WHAT YOU HAVE TO DO — Where a line of the listing below includes the word "Survival", reproduce that line.

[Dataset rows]

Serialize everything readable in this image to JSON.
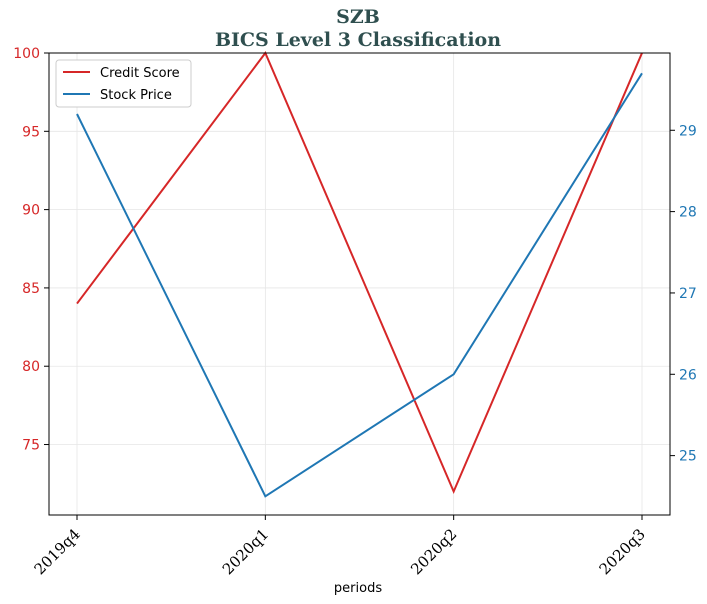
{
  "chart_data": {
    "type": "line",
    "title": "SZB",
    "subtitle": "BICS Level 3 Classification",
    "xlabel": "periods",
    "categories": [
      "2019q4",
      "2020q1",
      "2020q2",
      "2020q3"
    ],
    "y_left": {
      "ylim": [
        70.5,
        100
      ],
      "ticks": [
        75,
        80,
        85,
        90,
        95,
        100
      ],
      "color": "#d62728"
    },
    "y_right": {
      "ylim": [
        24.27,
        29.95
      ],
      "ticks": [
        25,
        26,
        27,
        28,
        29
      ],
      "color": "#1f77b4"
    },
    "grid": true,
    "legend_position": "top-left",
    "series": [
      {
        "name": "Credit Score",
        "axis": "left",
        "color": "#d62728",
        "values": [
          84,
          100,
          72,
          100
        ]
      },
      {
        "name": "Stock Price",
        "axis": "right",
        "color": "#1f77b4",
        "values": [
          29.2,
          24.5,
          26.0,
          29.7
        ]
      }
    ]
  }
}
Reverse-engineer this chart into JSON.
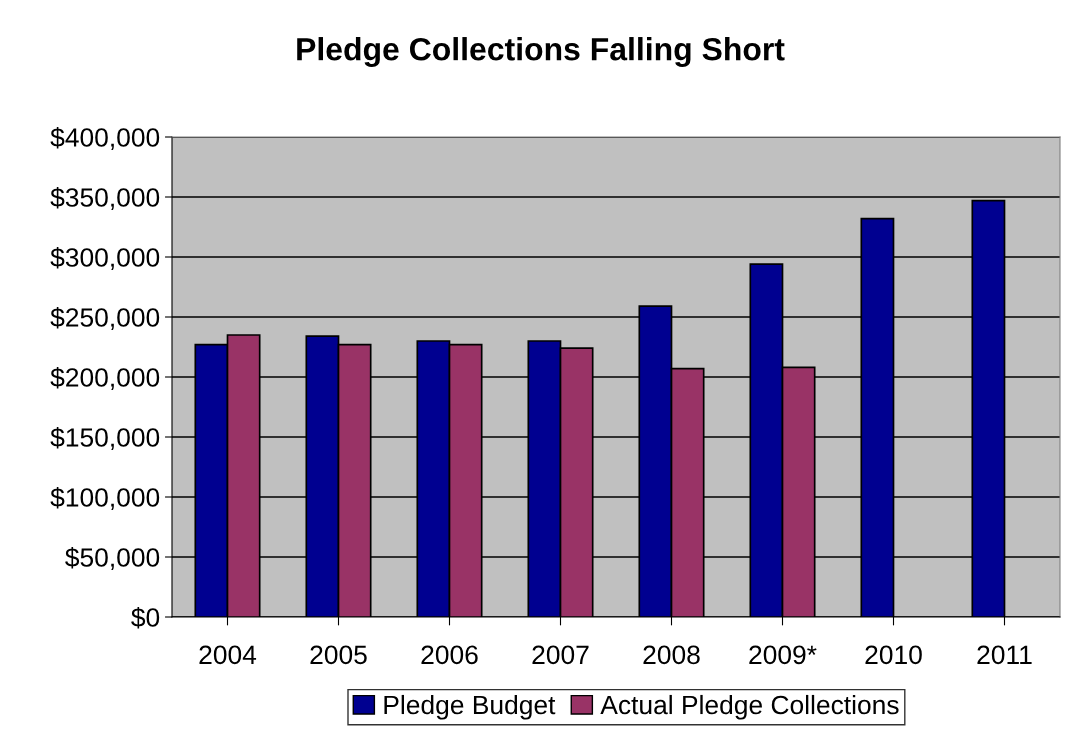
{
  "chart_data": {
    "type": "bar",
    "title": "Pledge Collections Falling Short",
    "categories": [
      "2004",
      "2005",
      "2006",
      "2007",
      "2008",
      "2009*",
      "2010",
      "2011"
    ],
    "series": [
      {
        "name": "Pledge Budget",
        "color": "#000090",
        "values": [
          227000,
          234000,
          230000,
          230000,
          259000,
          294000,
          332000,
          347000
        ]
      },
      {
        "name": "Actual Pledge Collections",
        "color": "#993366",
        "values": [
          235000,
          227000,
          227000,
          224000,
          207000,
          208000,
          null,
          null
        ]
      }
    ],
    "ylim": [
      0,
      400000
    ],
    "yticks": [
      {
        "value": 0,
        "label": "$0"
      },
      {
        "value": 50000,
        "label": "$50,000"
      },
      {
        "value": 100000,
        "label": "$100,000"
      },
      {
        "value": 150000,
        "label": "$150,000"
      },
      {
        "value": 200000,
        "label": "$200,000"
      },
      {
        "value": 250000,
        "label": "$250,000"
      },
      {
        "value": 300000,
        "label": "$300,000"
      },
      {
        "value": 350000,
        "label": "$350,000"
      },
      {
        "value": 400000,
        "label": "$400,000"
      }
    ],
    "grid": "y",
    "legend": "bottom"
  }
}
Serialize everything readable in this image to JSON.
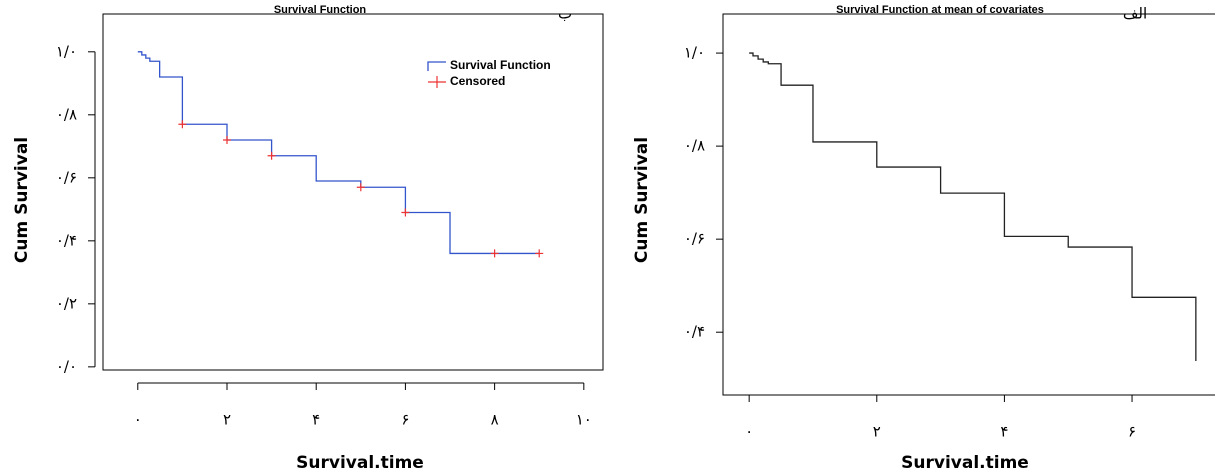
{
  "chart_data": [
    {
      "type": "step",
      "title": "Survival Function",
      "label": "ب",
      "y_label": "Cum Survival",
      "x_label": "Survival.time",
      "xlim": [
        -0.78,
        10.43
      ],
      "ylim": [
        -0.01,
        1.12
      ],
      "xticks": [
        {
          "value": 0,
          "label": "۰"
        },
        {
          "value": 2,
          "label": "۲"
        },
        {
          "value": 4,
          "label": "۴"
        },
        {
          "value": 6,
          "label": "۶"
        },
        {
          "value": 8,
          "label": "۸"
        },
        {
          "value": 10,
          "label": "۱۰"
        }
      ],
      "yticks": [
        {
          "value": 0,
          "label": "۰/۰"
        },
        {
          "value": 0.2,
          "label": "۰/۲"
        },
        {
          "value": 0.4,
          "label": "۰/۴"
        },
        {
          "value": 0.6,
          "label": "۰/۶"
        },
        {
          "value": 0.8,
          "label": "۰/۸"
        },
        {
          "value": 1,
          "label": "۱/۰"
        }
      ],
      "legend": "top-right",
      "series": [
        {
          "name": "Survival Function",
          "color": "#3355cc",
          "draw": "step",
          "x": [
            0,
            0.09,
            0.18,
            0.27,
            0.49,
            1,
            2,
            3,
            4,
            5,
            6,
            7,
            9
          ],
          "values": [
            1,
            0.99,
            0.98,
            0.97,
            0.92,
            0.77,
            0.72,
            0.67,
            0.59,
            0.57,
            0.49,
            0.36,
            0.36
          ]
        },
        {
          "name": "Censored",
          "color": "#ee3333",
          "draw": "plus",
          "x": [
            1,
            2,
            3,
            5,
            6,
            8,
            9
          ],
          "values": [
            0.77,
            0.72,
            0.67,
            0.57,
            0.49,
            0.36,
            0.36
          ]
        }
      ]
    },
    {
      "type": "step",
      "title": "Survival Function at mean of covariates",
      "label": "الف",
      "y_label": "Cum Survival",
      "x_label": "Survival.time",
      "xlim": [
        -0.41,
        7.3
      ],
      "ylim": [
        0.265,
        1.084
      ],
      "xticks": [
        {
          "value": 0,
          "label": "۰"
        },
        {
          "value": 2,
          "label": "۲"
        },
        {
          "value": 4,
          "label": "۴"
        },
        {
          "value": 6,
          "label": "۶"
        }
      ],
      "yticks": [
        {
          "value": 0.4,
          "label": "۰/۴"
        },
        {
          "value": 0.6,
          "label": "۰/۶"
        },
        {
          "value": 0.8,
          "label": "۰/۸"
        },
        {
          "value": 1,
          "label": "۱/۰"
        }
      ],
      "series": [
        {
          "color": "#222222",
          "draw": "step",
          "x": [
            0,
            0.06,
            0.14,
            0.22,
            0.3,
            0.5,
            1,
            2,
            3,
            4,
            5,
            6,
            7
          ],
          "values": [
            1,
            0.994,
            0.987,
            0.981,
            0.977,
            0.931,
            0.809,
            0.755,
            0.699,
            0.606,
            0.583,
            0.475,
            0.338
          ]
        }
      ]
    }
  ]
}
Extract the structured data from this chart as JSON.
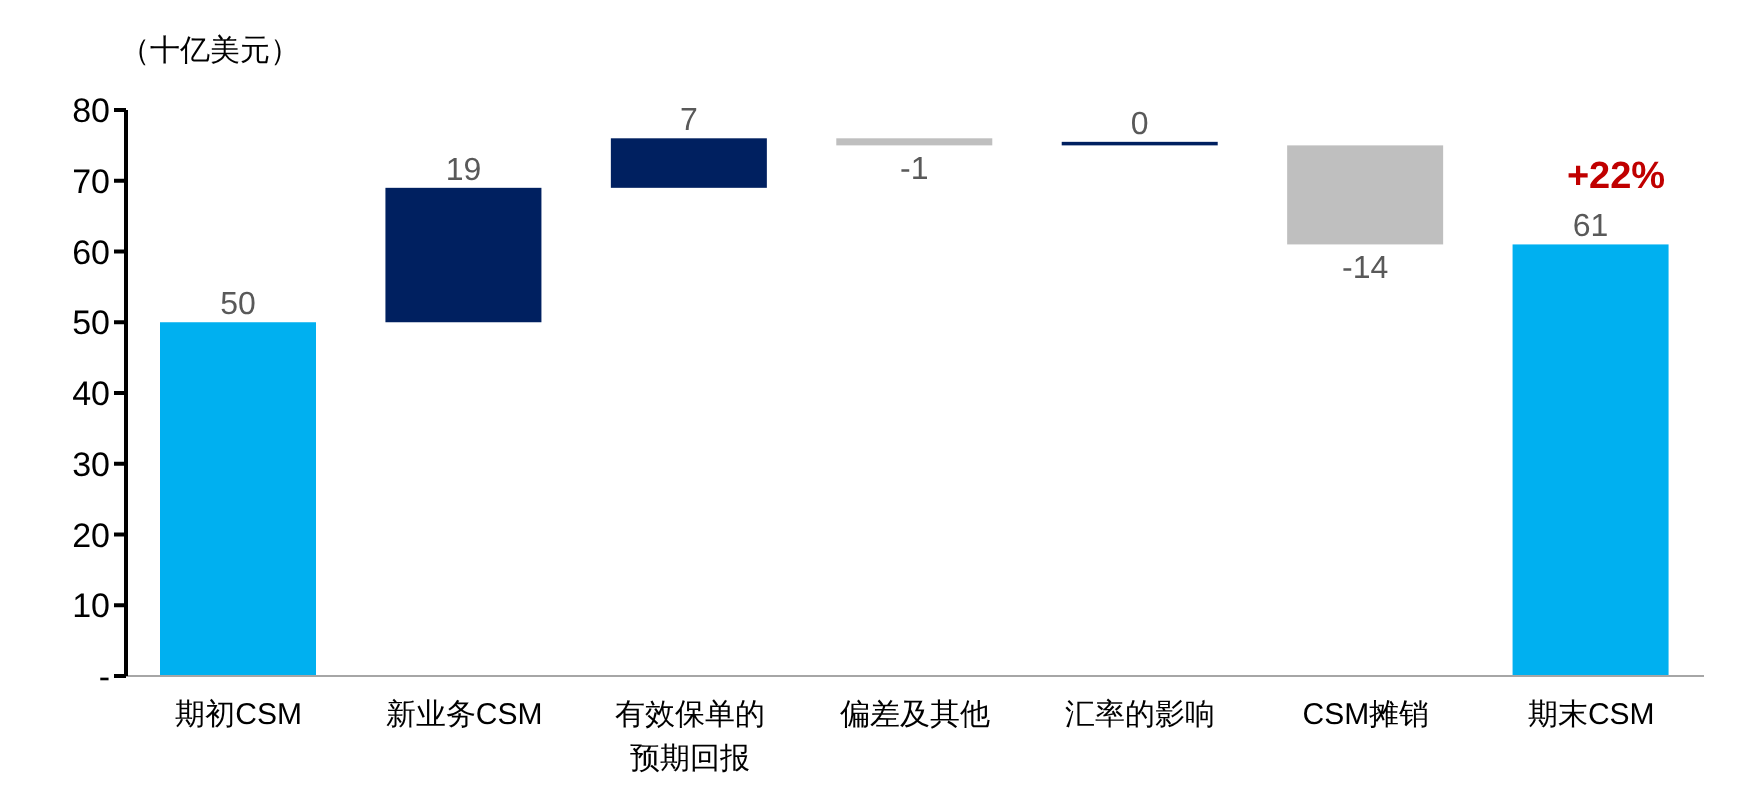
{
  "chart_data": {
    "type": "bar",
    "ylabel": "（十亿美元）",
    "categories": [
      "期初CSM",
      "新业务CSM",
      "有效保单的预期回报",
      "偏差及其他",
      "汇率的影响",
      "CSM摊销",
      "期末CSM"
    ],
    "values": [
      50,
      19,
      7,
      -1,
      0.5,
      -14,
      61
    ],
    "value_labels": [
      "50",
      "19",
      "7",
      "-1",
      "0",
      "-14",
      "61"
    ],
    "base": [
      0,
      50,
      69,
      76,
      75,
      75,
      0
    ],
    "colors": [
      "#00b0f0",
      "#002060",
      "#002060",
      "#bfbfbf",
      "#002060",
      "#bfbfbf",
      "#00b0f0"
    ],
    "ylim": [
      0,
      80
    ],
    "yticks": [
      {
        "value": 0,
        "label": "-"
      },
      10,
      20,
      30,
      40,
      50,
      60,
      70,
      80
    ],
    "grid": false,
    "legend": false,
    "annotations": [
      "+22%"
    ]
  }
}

RESULT —
      "title": "Survival Function",
      "y_label": "Cum Survival",
      "x_label": "Survival.time",
          "name": "Survival Function",
      "title": "Survival Function at mean of covariates",
      "y_label": "Cum Survival",
      "x_label": "Survival.time",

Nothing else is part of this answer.